(Dataset entries on figures)
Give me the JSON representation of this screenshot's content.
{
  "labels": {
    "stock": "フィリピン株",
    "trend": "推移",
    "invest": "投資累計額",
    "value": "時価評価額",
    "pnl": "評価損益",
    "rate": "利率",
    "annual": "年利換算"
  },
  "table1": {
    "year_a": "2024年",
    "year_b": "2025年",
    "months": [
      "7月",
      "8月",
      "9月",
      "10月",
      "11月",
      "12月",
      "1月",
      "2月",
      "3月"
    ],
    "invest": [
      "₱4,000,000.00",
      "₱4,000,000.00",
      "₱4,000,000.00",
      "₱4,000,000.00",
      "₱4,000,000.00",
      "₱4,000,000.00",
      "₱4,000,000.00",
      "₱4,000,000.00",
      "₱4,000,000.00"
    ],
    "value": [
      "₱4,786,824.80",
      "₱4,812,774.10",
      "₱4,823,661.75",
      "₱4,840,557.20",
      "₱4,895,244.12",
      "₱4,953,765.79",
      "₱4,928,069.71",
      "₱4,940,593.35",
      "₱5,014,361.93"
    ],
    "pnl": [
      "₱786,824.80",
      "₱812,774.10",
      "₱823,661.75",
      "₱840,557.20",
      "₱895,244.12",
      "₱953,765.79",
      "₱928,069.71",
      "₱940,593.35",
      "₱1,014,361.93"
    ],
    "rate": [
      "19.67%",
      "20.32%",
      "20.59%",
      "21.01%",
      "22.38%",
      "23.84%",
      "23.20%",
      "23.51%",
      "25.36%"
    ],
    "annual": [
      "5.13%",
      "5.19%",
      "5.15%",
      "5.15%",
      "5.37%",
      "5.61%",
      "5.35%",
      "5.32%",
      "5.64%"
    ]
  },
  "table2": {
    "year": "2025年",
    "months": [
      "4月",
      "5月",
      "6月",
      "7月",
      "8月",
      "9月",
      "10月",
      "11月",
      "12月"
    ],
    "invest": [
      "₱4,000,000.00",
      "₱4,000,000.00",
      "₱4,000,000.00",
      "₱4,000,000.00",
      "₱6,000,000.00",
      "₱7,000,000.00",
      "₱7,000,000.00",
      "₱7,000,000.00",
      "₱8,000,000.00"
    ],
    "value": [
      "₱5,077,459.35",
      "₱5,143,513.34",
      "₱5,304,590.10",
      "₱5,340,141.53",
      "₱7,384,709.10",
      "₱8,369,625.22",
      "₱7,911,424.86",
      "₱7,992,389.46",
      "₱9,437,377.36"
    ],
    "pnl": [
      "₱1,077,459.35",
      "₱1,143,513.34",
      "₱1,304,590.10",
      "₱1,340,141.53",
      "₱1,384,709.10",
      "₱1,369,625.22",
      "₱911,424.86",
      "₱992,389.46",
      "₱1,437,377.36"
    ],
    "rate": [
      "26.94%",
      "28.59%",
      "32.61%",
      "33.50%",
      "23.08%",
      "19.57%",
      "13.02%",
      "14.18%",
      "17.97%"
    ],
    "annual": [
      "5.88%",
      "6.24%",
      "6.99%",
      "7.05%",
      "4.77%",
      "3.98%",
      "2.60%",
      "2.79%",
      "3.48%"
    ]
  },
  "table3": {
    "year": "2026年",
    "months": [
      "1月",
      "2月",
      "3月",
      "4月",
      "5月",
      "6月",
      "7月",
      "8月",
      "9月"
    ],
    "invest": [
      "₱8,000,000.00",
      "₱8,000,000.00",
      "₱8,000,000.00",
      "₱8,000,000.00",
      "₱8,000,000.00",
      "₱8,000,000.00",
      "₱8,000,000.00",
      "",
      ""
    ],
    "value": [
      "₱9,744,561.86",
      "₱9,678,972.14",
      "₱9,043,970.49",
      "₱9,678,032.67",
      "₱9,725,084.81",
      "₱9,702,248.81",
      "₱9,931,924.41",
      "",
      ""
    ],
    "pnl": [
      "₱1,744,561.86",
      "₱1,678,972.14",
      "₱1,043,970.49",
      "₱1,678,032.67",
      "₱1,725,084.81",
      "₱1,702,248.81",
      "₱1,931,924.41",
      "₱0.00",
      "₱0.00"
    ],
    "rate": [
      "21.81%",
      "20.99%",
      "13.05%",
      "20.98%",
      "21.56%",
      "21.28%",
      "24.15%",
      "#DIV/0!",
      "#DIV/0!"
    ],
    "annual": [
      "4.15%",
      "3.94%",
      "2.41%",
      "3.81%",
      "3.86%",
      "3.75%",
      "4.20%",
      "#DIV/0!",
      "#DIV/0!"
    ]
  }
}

### [What the task requires]
In full and verbatim, repeat the records given above.

### [The solution]
Give me the JSON representation of this screenshot's content.
{
  "labels": {
    "stock": "フィリピン株",
    "trend": "推移",
    "invest": "投資累計額",
    "value": "時価評価額",
    "pnl": "評価損益",
    "rate": "利率",
    "annual": "年利換算"
  },
  "table1": {
    "year_a": "2024年",
    "year_b": "2025年",
    "months": [
      "7月",
      "8月",
      "9月",
      "10月",
      "11月",
      "12月",
      "1月",
      "2月",
      "3月"
    ],
    "invest": [
      "₱4,000,000.00",
      "₱4,000,000.00",
      "₱4,000,000.00",
      "₱4,000,000.00",
      "₱4,000,000.00",
      "₱4,000,000.00",
      "₱4,000,000.00",
      "₱4,000,000.00",
      "₱4,000,000.00"
    ],
    "value": [
      "₱4,786,824.80",
      "₱4,812,774.10",
      "₱4,823,661.75",
      "₱4,840,557.20",
      "₱4,895,244.12",
      "₱4,953,765.79",
      "₱4,928,069.71",
      "₱4,940,593.35",
      "₱5,014,361.93"
    ],
    "pnl": [
      "₱786,824.80",
      "₱812,774.10",
      "₱823,661.75",
      "₱840,557.20",
      "₱895,244.12",
      "₱953,765.79",
      "₱928,069.71",
      "₱940,593.35",
      "₱1,014,361.93"
    ],
    "rate": [
      "19.67%",
      "20.32%",
      "20.59%",
      "21.01%",
      "22.38%",
      "23.84%",
      "23.20%",
      "23.51%",
      "25.36%"
    ],
    "annual": [
      "5.13%",
      "5.19%",
      "5.15%",
      "5.15%",
      "5.37%",
      "5.61%",
      "5.35%",
      "5.32%",
      "5.64%"
    ]
  },
  "table2": {
    "year": "2025年",
    "months": [
      "4月",
      "5月",
      "6月",
      "7月",
      "8月",
      "9月",
      "10月",
      "11月",
      "12月"
    ],
    "invest": [
      "₱4,000,000.00",
      "₱4,000,000.00",
      "₱4,000,000.00",
      "₱4,000,000.00",
      "₱6,000,000.00",
      "₱7,000,000.00",
      "₱7,000,000.00",
      "₱7,000,000.00",
      "₱8,000,000.00"
    ],
    "value": [
      "₱5,077,459.35",
      "₱5,143,513.34",
      "₱5,304,590.10",
      "₱5,340,141.53",
      "₱7,384,709.10",
      "₱8,369,625.22",
      "₱7,911,424.86",
      "₱7,992,389.46",
      "₱9,437,377.36"
    ],
    "pnl": [
      "₱1,077,459.35",
      "₱1,143,513.34",
      "₱1,304,590.10",
      "₱1,340,141.53",
      "₱1,384,709.10",
      "₱1,369,625.22",
      "₱911,424.86",
      "₱992,389.46",
      "₱1,437,377.36"
    ],
    "rate": [
      "26.94%",
      "28.59%",
      "32.61%",
      "33.50%",
      "23.08%",
      "19.57%",
      "13.02%",
      "14.18%",
      "17.97%"
    ],
    "annual": [
      "5.88%",
      "6.24%",
      "6.99%",
      "7.05%",
      "4.77%",
      "3.98%",
      "2.60%",
      "2.79%",
      "3.48%"
    ]
  },
  "table3": {
    "year": "2026年",
    "months": [
      "1月",
      "2月",
      "3月",
      "4月",
      "5月",
      "6月",
      "7月",
      "8月",
      "9月"
    ],
    "invest": [
      "₱8,000,000.00",
      "₱8,000,000.00",
      "₱8,000,000.00",
      "₱8,000,000.00",
      "₱8,000,000.00",
      "₱8,000,000.00",
      "₱8,000,000.00",
      "",
      ""
    ],
    "value": [
      "₱9,744,561.86",
      "₱9,678,972.14",
      "₱9,043,970.49",
      "₱9,678,032.67",
      "₱9,725,084.81",
      "₱9,702,248.81",
      "₱9,931,924.41",
      "",
      ""
    ],
    "pnl": [
      "₱1,744,561.86",
      "₱1,678,972.14",
      "₱1,043,970.49",
      "₱1,678,032.67",
      "₱1,725,084.81",
      "₱1,702,248.81",
      "₱1,931,924.41",
      "₱0.00",
      "₱0.00"
    ],
    "rate": [
      "21.81%",
      "20.99%",
      "13.05%",
      "20.98%",
      "21.56%",
      "21.28%",
      "24.15%",
      "#DIV/0!",
      "#DIV/0!"
    ],
    "annual": [
      "4.15%",
      "3.94%",
      "2.41%",
      "3.81%",
      "3.86%",
      "3.75%",
      "4.20%",
      "#DIV/0!",
      "#DIV/0!"
    ]
  }
}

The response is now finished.